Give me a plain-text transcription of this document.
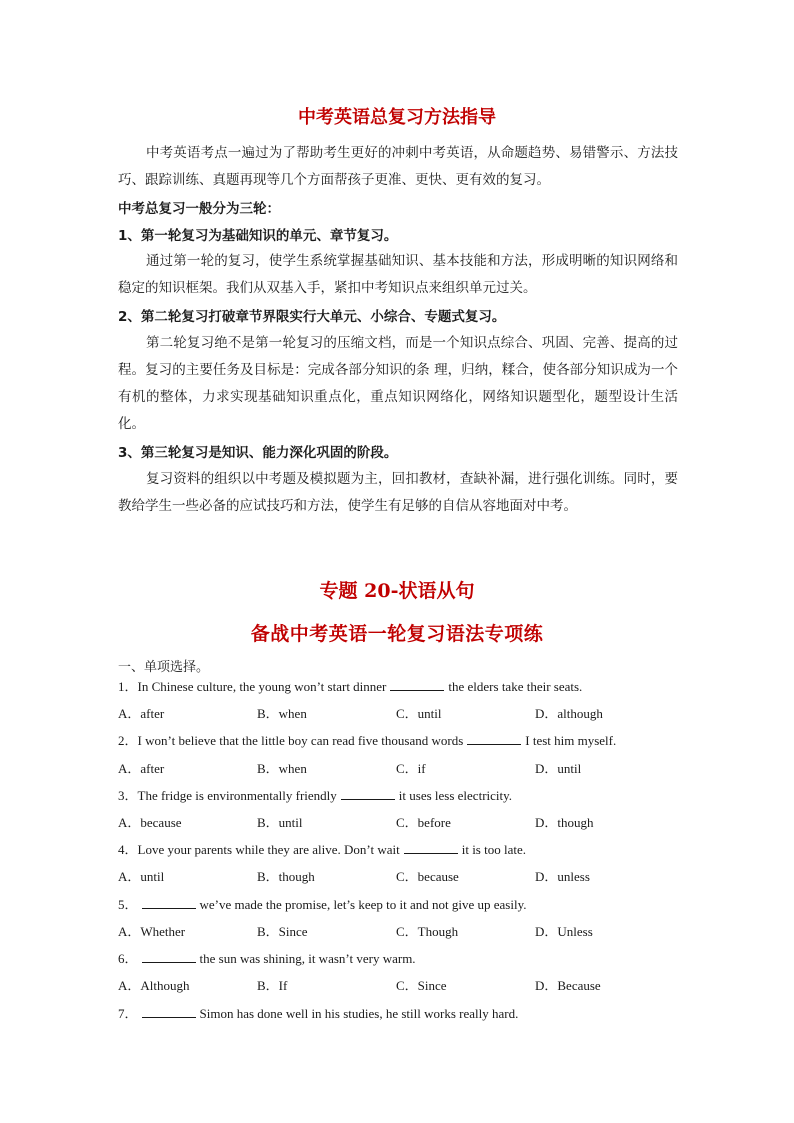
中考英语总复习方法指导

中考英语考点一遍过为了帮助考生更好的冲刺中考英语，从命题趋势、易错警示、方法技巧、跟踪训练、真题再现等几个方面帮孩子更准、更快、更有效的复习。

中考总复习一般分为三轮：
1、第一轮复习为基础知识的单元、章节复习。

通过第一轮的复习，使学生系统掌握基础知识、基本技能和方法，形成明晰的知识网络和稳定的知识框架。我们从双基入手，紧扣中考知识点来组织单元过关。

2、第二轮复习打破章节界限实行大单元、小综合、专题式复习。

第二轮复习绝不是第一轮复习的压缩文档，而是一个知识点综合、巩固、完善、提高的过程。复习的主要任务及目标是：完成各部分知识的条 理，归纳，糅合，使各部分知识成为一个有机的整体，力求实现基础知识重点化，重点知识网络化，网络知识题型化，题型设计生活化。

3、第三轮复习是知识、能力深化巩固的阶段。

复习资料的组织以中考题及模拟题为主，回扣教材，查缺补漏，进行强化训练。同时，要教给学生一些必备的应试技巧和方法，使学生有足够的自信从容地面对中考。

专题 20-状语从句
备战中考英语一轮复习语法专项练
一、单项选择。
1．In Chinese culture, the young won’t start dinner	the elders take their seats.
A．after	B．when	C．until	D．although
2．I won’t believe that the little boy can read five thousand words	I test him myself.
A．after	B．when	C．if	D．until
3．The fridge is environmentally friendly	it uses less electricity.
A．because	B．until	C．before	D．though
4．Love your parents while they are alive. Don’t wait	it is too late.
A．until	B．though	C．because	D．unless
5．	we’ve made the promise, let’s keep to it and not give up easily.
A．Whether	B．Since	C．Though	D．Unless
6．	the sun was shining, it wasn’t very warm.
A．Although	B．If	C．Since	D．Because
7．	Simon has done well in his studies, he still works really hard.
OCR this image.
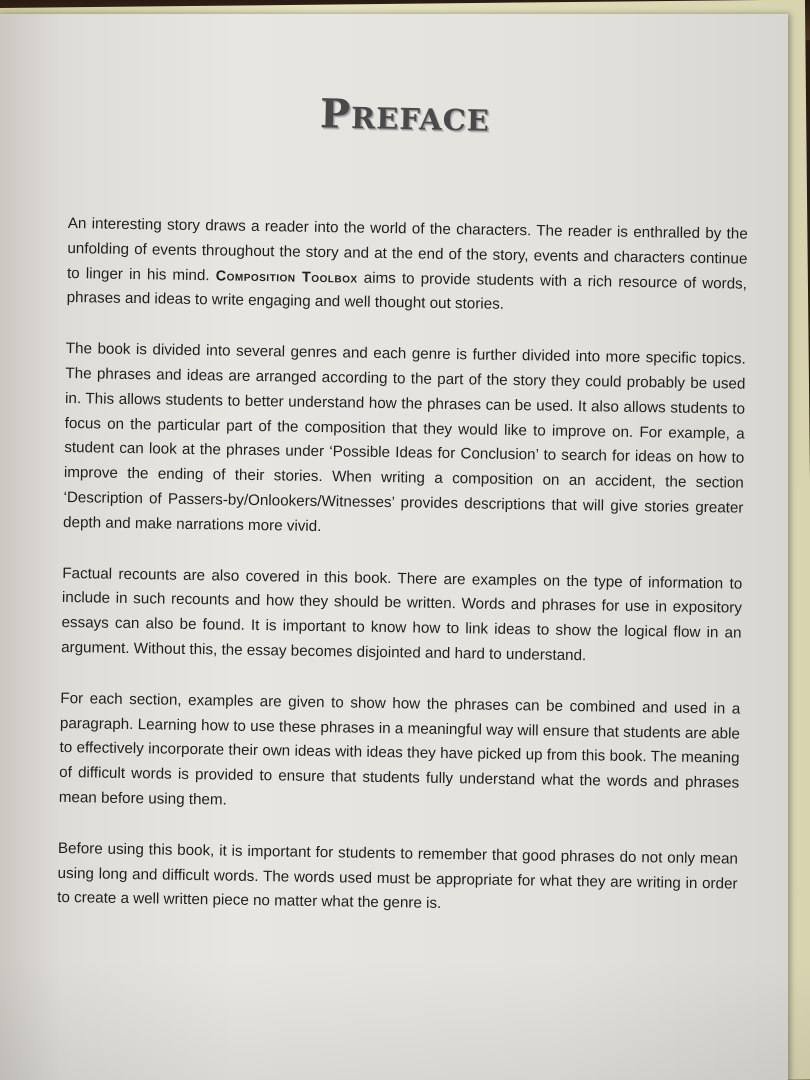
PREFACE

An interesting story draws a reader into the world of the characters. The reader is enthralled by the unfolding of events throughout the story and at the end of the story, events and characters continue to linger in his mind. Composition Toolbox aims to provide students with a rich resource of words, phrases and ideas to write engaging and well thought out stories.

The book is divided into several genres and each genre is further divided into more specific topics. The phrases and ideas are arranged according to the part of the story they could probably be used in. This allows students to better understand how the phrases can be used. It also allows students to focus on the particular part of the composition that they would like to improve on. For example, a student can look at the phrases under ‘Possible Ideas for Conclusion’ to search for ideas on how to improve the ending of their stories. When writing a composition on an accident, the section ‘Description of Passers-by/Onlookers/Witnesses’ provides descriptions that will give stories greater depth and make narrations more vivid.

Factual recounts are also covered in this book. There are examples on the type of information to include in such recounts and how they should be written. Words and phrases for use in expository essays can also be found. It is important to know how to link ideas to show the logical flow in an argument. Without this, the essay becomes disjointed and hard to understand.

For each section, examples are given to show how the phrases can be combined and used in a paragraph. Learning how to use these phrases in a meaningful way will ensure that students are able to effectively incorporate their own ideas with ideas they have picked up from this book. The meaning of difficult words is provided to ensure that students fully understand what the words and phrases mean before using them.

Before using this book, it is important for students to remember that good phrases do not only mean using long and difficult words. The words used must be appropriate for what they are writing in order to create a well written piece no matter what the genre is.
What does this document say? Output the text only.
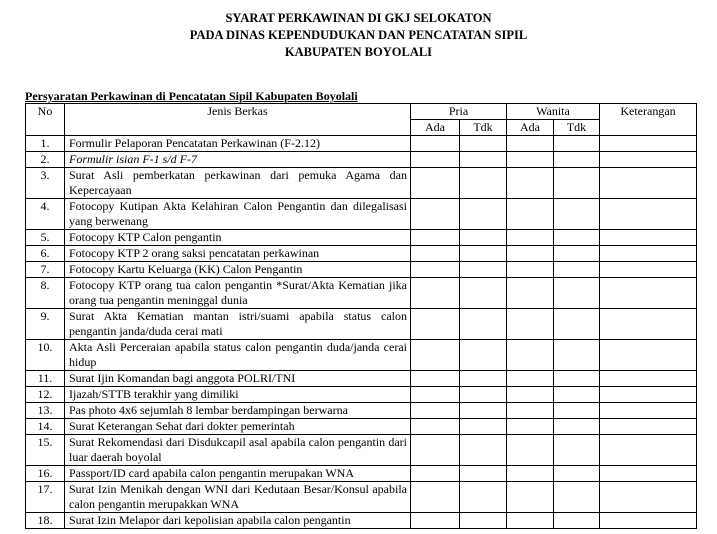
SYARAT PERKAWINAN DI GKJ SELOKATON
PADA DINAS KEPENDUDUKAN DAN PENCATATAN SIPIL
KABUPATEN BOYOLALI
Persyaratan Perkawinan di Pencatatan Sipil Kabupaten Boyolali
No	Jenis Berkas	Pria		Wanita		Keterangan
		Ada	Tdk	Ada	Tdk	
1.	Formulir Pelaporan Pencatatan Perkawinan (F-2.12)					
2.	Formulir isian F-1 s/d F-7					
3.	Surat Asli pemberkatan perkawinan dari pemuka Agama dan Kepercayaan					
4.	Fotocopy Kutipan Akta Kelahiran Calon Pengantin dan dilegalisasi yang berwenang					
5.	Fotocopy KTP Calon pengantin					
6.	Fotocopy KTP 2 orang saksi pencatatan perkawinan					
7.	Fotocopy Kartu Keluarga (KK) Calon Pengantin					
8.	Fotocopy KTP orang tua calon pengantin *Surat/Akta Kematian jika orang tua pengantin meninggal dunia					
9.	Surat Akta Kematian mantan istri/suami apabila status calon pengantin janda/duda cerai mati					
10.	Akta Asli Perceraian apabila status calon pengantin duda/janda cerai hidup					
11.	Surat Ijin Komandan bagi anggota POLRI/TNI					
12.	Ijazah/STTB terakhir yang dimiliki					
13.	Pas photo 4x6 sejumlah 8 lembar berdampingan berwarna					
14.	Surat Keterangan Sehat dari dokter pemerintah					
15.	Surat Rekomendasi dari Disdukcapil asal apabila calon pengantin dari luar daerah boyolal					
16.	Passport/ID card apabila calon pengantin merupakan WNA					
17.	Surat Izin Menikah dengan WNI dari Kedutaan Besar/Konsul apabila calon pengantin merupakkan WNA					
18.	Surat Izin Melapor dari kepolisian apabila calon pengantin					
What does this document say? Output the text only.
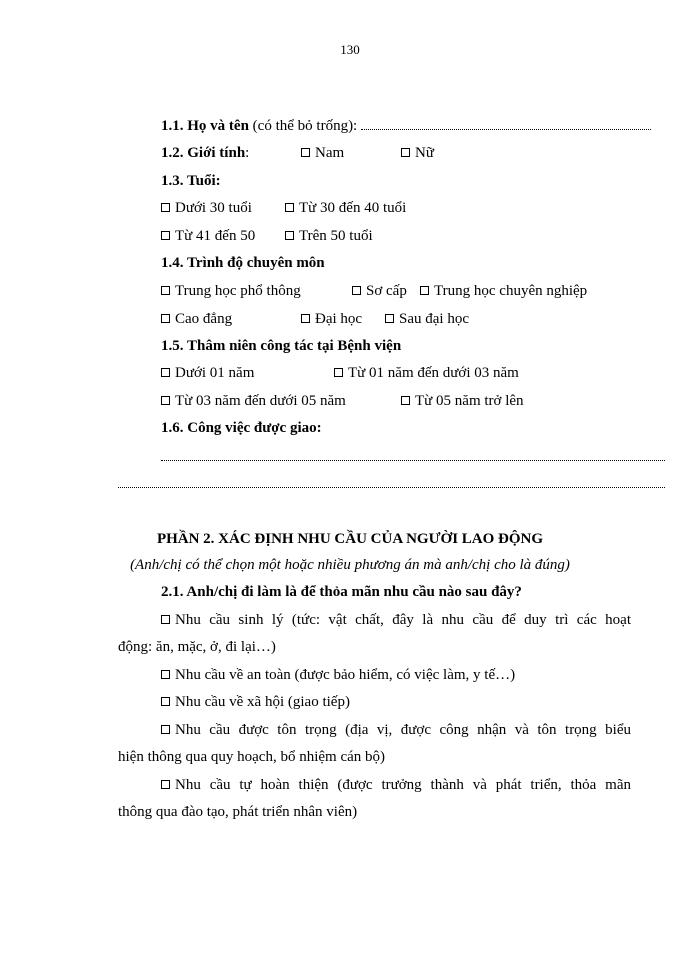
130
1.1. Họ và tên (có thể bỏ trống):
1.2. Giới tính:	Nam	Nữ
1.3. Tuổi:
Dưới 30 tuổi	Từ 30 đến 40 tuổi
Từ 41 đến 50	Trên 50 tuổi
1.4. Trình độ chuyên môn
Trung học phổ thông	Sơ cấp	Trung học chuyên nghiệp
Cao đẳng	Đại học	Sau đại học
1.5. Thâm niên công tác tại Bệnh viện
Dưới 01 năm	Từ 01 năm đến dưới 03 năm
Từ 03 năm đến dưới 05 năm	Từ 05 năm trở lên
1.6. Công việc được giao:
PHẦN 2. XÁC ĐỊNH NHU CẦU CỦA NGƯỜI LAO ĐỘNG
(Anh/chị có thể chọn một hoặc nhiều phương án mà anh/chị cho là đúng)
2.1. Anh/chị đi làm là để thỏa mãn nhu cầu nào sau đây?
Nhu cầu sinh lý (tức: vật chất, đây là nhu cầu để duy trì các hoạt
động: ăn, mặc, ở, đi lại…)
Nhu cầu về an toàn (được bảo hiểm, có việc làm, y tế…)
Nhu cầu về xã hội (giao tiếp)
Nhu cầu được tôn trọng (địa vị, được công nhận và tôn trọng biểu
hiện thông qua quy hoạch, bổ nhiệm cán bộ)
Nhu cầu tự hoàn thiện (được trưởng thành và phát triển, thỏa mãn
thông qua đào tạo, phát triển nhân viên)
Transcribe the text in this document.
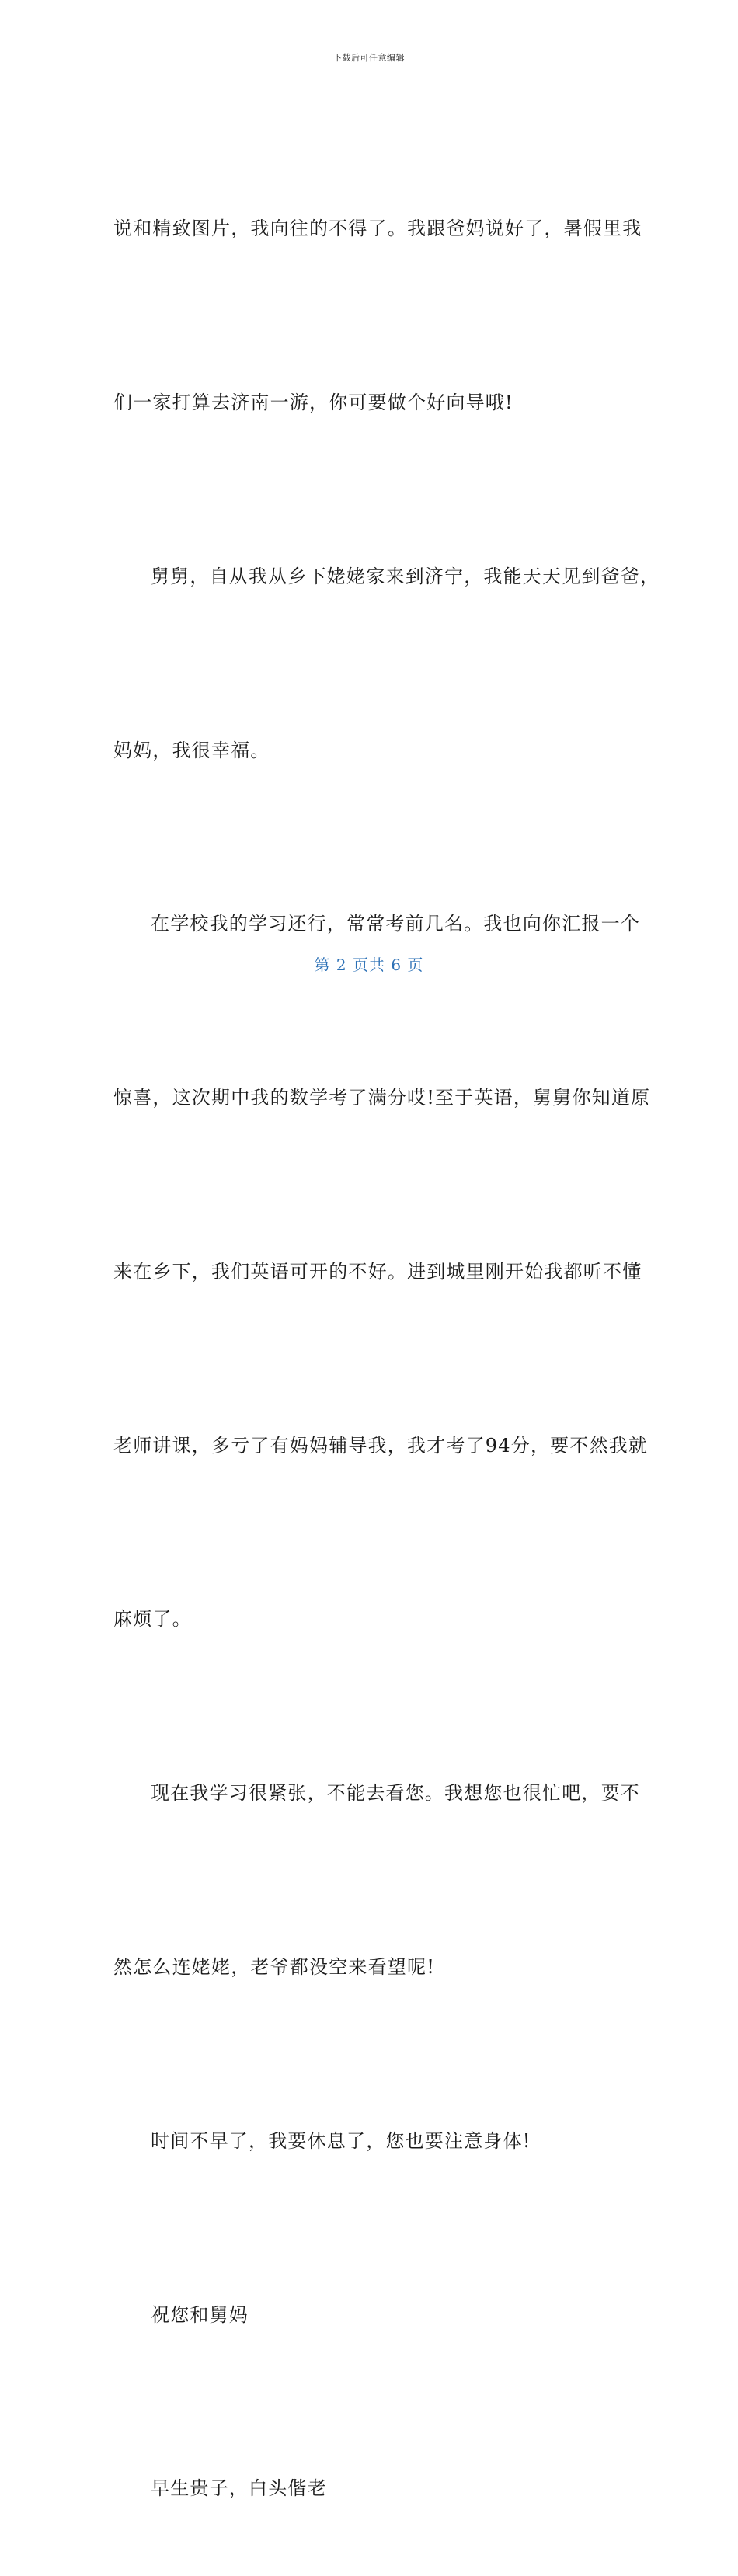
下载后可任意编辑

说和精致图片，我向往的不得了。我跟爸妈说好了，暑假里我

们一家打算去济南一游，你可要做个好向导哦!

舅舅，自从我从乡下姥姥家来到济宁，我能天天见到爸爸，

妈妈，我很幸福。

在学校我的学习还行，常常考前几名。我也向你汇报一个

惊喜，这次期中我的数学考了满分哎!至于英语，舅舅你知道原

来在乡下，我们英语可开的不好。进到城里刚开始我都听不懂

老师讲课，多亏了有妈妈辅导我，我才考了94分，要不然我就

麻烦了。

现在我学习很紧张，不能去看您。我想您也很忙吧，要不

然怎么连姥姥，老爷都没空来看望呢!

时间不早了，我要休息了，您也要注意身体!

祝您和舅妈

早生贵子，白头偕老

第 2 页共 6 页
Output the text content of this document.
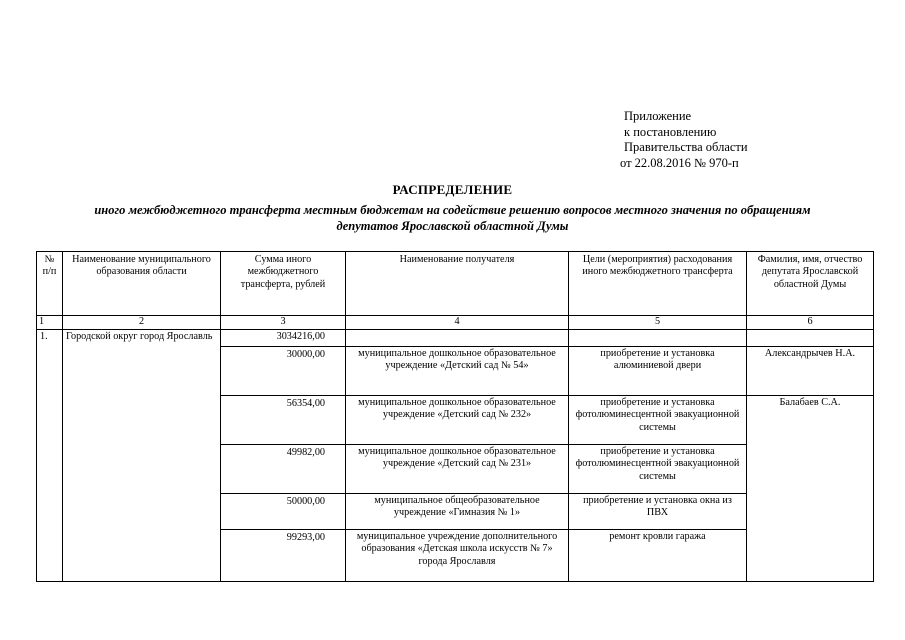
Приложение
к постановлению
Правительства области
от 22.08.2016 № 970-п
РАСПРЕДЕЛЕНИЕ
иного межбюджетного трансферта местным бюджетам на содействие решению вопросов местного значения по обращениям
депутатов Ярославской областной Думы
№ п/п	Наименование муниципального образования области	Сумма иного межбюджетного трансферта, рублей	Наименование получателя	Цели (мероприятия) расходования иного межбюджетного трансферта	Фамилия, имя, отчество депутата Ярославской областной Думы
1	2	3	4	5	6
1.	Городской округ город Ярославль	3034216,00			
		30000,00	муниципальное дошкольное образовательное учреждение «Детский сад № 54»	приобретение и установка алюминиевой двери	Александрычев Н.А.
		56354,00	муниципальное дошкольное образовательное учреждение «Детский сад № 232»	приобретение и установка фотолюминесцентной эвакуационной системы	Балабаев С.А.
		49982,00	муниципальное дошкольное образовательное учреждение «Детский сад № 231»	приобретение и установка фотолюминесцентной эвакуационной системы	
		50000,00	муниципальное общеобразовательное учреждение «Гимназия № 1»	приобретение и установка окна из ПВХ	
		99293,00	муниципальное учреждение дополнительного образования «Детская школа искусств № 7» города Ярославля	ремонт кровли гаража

--------------------------------------------------

■ **Do this**:
Isolate the lines that hold the word "việc" and copy all of them.

■ **Solved exercise**:
1.6. Công việc được giao:
Nhu cầu về an toàn (được bảo hiểm, có việc làm, y tế…)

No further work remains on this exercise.